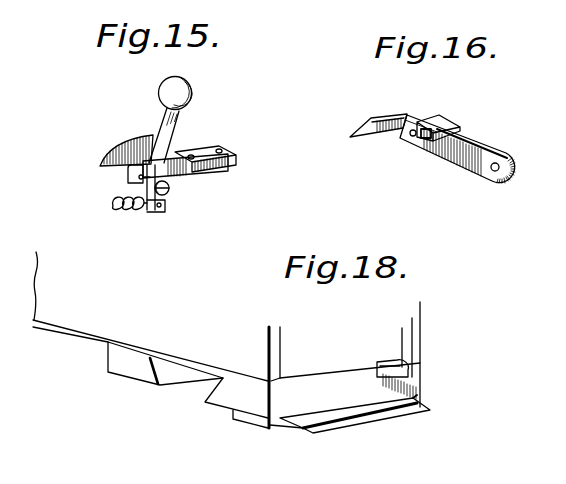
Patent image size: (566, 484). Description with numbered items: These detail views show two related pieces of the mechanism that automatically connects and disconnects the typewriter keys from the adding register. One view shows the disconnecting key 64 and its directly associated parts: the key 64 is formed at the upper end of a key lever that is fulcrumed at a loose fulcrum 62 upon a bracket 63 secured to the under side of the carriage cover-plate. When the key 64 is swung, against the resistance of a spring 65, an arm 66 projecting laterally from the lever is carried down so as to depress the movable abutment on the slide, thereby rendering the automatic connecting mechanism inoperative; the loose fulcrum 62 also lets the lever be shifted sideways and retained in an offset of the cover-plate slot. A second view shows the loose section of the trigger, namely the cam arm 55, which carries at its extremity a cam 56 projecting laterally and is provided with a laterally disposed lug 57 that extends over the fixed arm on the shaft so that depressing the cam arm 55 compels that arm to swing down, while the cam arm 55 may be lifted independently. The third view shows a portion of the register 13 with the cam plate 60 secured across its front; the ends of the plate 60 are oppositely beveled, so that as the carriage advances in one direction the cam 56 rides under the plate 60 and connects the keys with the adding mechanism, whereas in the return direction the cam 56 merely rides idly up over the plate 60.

In FIG. 18, the register 13 is at (226, 340).
In FIG. 16, the cam arm 55 is at (478, 143).
In FIG. 16, the cam 56 is at (363, 134).
In FIG. 16, the lug 57 is at (432, 141).
In FIG. 18, the cam plate 60 is at (362, 419).
In FIG. 15, the fulcrum 62 is at (168, 194).
In FIG. 15, the bracket 63 is at (190, 174).
In FIG. 15, the disconnecting key 64 is at (191, 91).
In FIG. 15, the spring 65 is at (126, 210).
In FIG. 15, the arm 66 is at (121, 145).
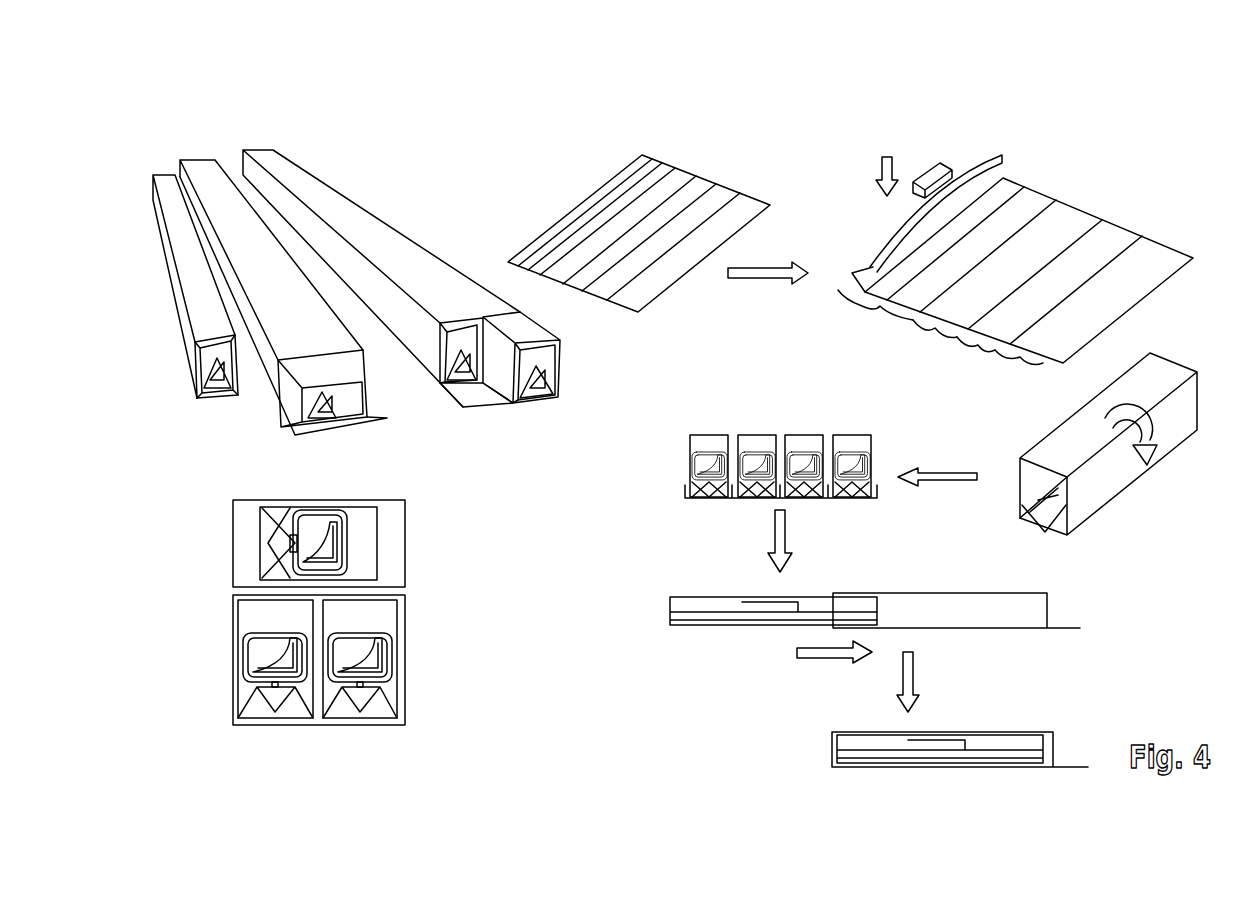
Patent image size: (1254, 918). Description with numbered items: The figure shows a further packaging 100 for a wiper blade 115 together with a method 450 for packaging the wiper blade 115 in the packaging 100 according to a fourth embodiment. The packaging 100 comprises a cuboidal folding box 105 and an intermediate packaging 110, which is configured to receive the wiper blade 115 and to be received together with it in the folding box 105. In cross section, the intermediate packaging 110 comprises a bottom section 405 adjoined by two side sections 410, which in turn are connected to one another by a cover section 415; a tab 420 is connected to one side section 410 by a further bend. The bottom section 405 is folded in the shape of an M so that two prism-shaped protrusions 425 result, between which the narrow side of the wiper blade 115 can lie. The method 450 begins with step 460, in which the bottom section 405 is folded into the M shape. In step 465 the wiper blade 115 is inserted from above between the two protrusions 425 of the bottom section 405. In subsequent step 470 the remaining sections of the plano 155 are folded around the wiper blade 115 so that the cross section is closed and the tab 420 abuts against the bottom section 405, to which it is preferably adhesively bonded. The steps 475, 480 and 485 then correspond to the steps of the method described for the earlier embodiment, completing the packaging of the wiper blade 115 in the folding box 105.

The packaging 100 is at (162, 167).
The folding box 105 is at (268, 358).
The intermediate packaging 110 is at (365, 387).
The wiper blade 115 is at (330, 398).
The plano 155 is at (575, 205).
The bottom section 405 is at (193, 742).
The side section 410 is at (200, 690).
The cover section 415 is at (200, 608).
The tab 420 is at (1188, 253).
The prism-shaped protrusion 425 is at (992, 173).
The method 450 is at (690, 122).
The step 460 is at (762, 280).
The step 465 is at (877, 168).
The step 470 is at (1167, 472).
The step 475 is at (947, 472).
The step 480 is at (773, 535).
The step 485 is at (915, 675).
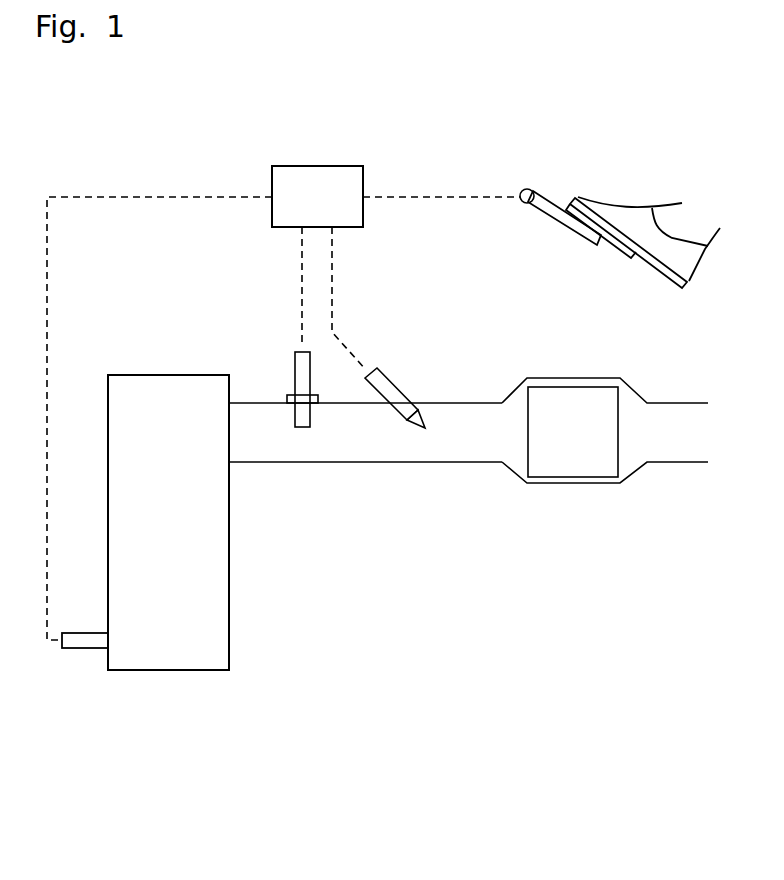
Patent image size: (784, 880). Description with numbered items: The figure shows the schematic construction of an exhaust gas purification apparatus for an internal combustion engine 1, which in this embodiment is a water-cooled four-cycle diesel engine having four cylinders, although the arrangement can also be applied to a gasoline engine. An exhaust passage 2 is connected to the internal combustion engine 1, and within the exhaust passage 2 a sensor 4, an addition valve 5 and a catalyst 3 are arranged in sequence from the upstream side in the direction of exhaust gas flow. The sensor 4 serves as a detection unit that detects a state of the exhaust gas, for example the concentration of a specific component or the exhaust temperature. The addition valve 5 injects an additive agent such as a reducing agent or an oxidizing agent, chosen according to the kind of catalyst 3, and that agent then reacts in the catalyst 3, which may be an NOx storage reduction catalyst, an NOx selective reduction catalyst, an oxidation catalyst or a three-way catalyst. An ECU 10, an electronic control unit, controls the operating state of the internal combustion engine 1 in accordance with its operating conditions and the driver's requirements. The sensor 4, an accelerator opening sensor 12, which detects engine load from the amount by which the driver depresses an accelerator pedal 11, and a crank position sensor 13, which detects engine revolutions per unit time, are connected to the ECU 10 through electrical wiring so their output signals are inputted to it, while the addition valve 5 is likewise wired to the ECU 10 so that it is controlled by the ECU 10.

The internal combustion engine 1 is at (173, 670).
The exhaust passage 2 is at (341, 463).
The catalyst 3 is at (573, 468).
The sensor 4 is at (296, 380).
The addition valve 5 is at (396, 383).
The ECU 10 is at (363, 212).
The accelerator pedal 11 is at (627, 255).
The accelerator opening sensor 12 is at (530, 190).
The crank position sensor 13 is at (92, 648).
++++
Copy these lines word for word, leaving out the pictures.

*EXERCISE OUTPUT*:
Patent image size: (566, 484). Description with numbered items: These detail views show two related pieces of the mechanism that automatically connects and disconnects the typewriter keys from the adding register. One view shows the disconnecting key 64 and its directly associated parts: the key 64 is formed at the upper end of a key lever that is fulcrumed at a loose fulcrum 62 upon a bracket 63 secured to the under side of the carriage cover-plate. When the key 64 is swung, against the resistance of a spring 65, an arm 66 projecting laterally from the lever is carried down so as to depress the movable abutment on the slide, thereby rendering the automatic connecting mechanism inoperative; the loose fulcrum 62 also lets the lever be shifted sideways and retained in an offset of the cover-plate slot. A second view shows the loose section of the trigger, namely the cam arm 55, which carries at its extremity a cam 56 projecting laterally and is provided with a laterally disposed lug 57 that extends over the fixed arm on the shaft so that depressing the cam arm 55 compels that arm to swing down, while the cam arm 55 may be lifted independently. The third view shows a portion of the register 13 with the cam plate 60 secured across its front; the ends of the plate 60 are oppositely beveled, so that as the carriage advances in one direction the cam 56 rides under the plate 60 and connects the keys with the adding mechanism, whereas in the return direction the cam 56 merely rides idly up over the plate 60.

In FIG. 18, the register 13 is at (226, 340).
In FIG. 16, the cam arm 55 is at (478, 143).
In FIG. 16, the cam 56 is at (363, 134).
In FIG. 16, the lug 57 is at (432, 141).
In FIG. 18, the cam plate 60 is at (362, 419).
In FIG. 15, the fulcrum 62 is at (168, 194).
In FIG. 15, the bracket 63 is at (190, 174).
In FIG. 15, the disconnecting key 64 is at (191, 91).
In FIG. 15, the spring 65 is at (126, 210).
In FIG. 15, the arm 66 is at (121, 145).
Patent image size: (1254, 918). Description with numbered items: The figure shows a further packaging 100 for a wiper blade 115 together with a method 450 for packaging the wiper blade 115 in the packaging 100 according to a fourth embodiment. The packaging 100 comprises a cuboidal folding box 105 and an intermediate packaging 110, which is configured to receive the wiper blade 115 and to be received together with it in the folding box 105. In cross section, the intermediate packaging 110 comprises a bottom section 405 adjoined by two side sections 410, which in turn are connected to one another by a cover section 415; a tab 420 is connected to one side section 410 by a further bend. The bottom section 405 is folded in the shape of an M so that two prism-shaped protrusions 425 result, between which the narrow side of the wiper blade 115 can lie. The method 450 begins with step 460, in which the bottom section 405 is folded into the M shape. In step 465 the wiper blade 115 is inserted from above between the two protrusions 425 of the bottom section 405. In subsequent step 470 the remaining sections of the plano 155 are folded around the wiper blade 115 so that the cross section is closed and the tab 420 abuts against the bottom section 405, to which it is preferably adhesively bonded. The steps 475, 480 and 485 then correspond to the steps of the method described for the earlier embodiment, completing the packaging of the wiper blade 115 in the folding box 105.

The packaging 100 is at (162, 167).
The folding box 105 is at (268, 358).
The intermediate packaging 110 is at (365, 387).
The wiper blade 115 is at (330, 398).
The plano 155 is at (575, 205).
The bottom section 405 is at (193, 742).
The side section 410 is at (200, 690).
The cover section 415 is at (200, 608).
The tab 420 is at (1188, 253).
The prism-shaped protrusion 425 is at (992, 173).
The method 450 is at (690, 122).
The step 460 is at (762, 280).
The step 465 is at (877, 168).
The step 470 is at (1167, 472).
The step 475 is at (947, 472).
The step 480 is at (773, 535).
The step 485 is at (915, 675).
Patent image size: (784, 880). Description with numbered items: The figure shows the schematic construction of an exhaust gas purification apparatus for an internal combustion engine 1, which in this embodiment is a water-cooled four-cycle diesel engine having four cylinders, although the arrangement can also be applied to a gasoline engine. An exhaust passage 2 is connected to the internal combustion engine 1, and within the exhaust passage 2 a sensor 4, an addition valve 5 and a catalyst 3 are arranged in sequence from the upstream side in the direction of exhaust gas flow. The sensor 4 serves as a detection unit that detects a state of the exhaust gas, for example the concentration of a specific component or the exhaust temperature. The addition valve 5 injects an additive agent such as a reducing agent or an oxidizing agent, chosen according to the kind of catalyst 3, and that agent then reacts in the catalyst 3, which may be an NOx storage reduction catalyst, an NOx selective reduction catalyst, an oxidation catalyst or a three-way catalyst. An ECU 10, an electronic control unit, controls the operating state of the internal combustion engine 1 in accordance with its operating conditions and the driver's requirements. The sensor 4, an accelerator opening sensor 12, which detects engine load from the amount by which the driver depresses an accelerator pedal 11, and a crank position sensor 13, which detects engine revolutions per unit time, are connected to the ECU 10 through electrical wiring so their output signals are inputted to it, while the addition valve 5 is likewise wired to the ECU 10 so that it is controlled by the ECU 10.

The internal combustion engine 1 is at (173, 670).
The exhaust passage 2 is at (341, 463).
The catalyst 3 is at (573, 468).
The sensor 4 is at (296, 380).
The addition valve 5 is at (396, 383).
The ECU 10 is at (363, 212).
The accelerator pedal 11 is at (627, 255).
The accelerator opening sensor 12 is at (530, 190).
The crank position sensor 13 is at (92, 648).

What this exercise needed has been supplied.